▸ **Records**:
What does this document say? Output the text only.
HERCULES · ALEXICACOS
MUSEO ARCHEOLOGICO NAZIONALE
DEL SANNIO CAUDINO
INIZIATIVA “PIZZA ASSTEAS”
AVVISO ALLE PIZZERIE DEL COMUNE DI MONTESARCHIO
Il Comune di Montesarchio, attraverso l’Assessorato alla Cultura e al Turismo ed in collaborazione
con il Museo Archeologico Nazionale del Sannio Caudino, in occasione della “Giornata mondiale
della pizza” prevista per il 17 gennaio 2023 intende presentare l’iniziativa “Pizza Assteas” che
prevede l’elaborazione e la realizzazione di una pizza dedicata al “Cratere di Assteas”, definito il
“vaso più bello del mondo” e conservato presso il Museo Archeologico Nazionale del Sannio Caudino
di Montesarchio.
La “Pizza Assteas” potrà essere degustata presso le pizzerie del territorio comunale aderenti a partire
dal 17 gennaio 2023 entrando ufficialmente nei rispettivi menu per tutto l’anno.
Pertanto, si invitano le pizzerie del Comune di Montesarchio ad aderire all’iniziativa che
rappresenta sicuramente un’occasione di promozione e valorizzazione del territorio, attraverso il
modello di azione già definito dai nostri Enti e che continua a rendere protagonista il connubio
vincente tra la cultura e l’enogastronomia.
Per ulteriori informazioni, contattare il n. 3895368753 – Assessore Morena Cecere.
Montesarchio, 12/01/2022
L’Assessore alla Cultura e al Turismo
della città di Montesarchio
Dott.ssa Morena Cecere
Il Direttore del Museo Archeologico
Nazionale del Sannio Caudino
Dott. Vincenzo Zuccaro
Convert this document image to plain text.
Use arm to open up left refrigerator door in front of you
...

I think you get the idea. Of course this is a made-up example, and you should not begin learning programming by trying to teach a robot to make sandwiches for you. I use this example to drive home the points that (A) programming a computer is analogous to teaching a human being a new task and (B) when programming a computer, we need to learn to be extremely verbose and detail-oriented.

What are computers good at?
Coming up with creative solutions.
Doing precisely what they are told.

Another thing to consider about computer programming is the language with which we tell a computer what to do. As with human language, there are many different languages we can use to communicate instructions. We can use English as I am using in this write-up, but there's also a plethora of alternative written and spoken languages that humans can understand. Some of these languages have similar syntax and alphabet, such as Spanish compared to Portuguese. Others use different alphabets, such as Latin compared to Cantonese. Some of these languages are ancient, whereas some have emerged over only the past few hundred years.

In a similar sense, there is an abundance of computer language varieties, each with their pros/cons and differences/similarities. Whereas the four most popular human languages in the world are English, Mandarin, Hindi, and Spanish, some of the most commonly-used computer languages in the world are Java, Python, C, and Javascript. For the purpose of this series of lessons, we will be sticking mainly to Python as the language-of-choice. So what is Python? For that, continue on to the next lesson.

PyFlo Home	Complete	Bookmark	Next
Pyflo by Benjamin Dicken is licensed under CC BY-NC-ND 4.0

▸ **Exercise aim**: Output the listing above exactly as it appears.

▸ **Problem solution**:
What does this document say? Output the text only.
HERCULES · ALEXICACOS
MUSEO ARCHEOLOGICO NAZIONALE
DEL SANNIO CAUDINO
INIZIATIVA “PIZZA ASSTEAS”
AVVISO ALLE PIZZERIE DEL COMUNE DI MONTESARCHIO
Il Comune di Montesarchio, attraverso l’Assessorato alla Cultura e al Turismo ed in collaborazione
con il Museo Archeologico Nazionale del Sannio Caudino, in occasione della “Giornata mondiale
della pizza” prevista per il 17 gennaio 2023 intende presentare l’iniziativa “Pizza Assteas” che
prevede l’elaborazione e la realizzazione di una pizza dedicata al “Cratere di Assteas”, definito il
“vaso più bello del mondo” e conservato presso il Museo Archeologico Nazionale del Sannio Caudino
di Montesarchio.
La “Pizza Assteas” potrà essere degustata presso le pizzerie del territorio comunale aderenti a partire
dal 17 gennaio 2023 entrando ufficialmente nei rispettivi menu per tutto l’anno.
Pertanto, si invitano le pizzerie del Comune di Montesarchio ad aderire all’iniziativa che
rappresenta sicuramente un’occasione di promozione e valorizzazione del territorio, attraverso il
modello di azione già definito dai nostri Enti e che continua a rendere protagonista il connubio
vincente tra la cultura e l’enogastronomia.
Per ulteriori informazioni, contattare il n. 3895368753 – Assessore Morena Cecere.
Montesarchio, 12/01/2022
L’Assessore alla Cultura e al Turismo
della città di Montesarchio
Dott.ssa Morena Cecere
Il Direttore del Museo Archeologico
Nazionale del Sannio Caudino
Dott. Vincenzo Zuccaro
Convert this document image to plain text.
Use arm to open up left refrigerator door in front of you
...

I think you get the idea. Of course this is a made-up example, and you should not begin learning programming by trying to teach a robot to make sandwiches for you. I use this example to drive home the points that (A) programming a computer is analogous to teaching a human being a new task and (B) when programming a computer, we need to learn to be extremely verbose and detail-oriented.

What are computers good at?
Coming up with creative solutions.
Doing precisely what they are told.

Another thing to consider about computer programming is the language with which we tell a computer what to do. As with human language, there are many different languages we can use to communicate instructions. We can use English as I am using in this write-up, but there's also a plethora of alternative written and spoken languages that humans can understand. Some of these languages have similar syntax and alphabet, such as Spanish compared to Portuguese. Others use different alphabets, such as Latin compared to Cantonese. Some of these languages are ancient, whereas some have emerged over only the past few hundred years.

In a similar sense, there is an abundance of computer language varieties, each with their pros/cons and differences/similarities. Whereas the four most popular human languages in the world are English, Mandarin, Hindi, and Spanish, some of the most commonly-used computer languages in the world are Java, Python, C, and Javascript. For the purpose of this series of lessons, we will be sticking mainly to Python as the language-of-choice. So what is Python? For that, continue on to the next lesson.

PyFlo Home	Complete	Bookmark	Next
Pyflo by Benjamin Dicken is licensed under CC BY-NC-ND 4.0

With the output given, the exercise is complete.